## What the task asks
Reproduce the records exactly.

[Collected data]
▼
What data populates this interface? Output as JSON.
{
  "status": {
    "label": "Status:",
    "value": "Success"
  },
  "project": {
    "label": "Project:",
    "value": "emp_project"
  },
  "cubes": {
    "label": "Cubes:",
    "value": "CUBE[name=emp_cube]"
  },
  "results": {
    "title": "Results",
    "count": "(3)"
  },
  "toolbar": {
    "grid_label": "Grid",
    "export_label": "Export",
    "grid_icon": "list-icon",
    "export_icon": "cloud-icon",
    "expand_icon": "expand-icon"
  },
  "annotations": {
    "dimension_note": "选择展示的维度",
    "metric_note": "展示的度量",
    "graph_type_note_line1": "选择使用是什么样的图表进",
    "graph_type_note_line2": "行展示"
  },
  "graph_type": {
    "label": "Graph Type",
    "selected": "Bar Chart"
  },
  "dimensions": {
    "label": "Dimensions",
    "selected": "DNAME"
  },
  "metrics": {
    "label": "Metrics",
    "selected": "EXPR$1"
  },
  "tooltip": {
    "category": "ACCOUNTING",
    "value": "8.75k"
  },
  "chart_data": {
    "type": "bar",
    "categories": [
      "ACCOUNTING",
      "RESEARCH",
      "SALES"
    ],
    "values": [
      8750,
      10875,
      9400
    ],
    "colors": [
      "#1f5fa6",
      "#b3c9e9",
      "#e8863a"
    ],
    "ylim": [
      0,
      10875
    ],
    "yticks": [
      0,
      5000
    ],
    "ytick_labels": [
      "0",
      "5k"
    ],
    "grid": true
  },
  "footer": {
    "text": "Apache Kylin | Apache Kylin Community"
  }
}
▲
## Answer to the task
What data populates this interface? Output as JSON.
{
  "status": {
    "label": "Status:",
    "value": "Success"
  },
  "project": {
    "label": "Project:",
    "value": "emp_project"
  },
  "cubes": {
    "label": "Cubes:",
    "value": "CUBE[name=emp_cube]"
  },
  "results": {
    "title": "Results",
    "count": "(3)"
  },
  "toolbar": {
    "grid_label": "Grid",
    "export_label": "Export",
    "grid_icon": "list-icon",
    "export_icon": "cloud-icon",
    "expand_icon": "expand-icon"
  },
  "annotations": {
    "dimension_note": "选择展示的维度",
    "metric_note": "展示的度量",
    "graph_type_note_line1": "选择使用是什么样的图表进",
    "graph_type_note_line2": "行展示"
  },
  "graph_type": {
    "label": "Graph Type",
    "selected": "Bar Chart"
  },
  "dimensions": {
    "label": "Dimensions",
    "selected": "DNAME"
  },
  "metrics": {
    "label": "Metrics",
    "selected": "EXPR$1"
  },
  "tooltip": {
    "category": "ACCOUNTING",
    "value": "8.75k"
  },
  "chart_data": {
    "type": "bar",
    "categories": [
      "ACCOUNTING",
      "RESEARCH",
      "SALES"
    ],
    "values": [
      8750,
      10875,
      9400
    ],
    "colors": [
      "#1f5fa6",
      "#b3c9e9",
      "#e8863a"
    ],
    "ylim": [
      0,
      10875
    ],
    "yticks": [
      0,
      5000
    ],
    "ytick_labels": [
      "0",
      "5k"
    ],
    "grid": true
  },
  "footer": {
    "text": "Apache Kylin | Apache Kylin Community"
  }
}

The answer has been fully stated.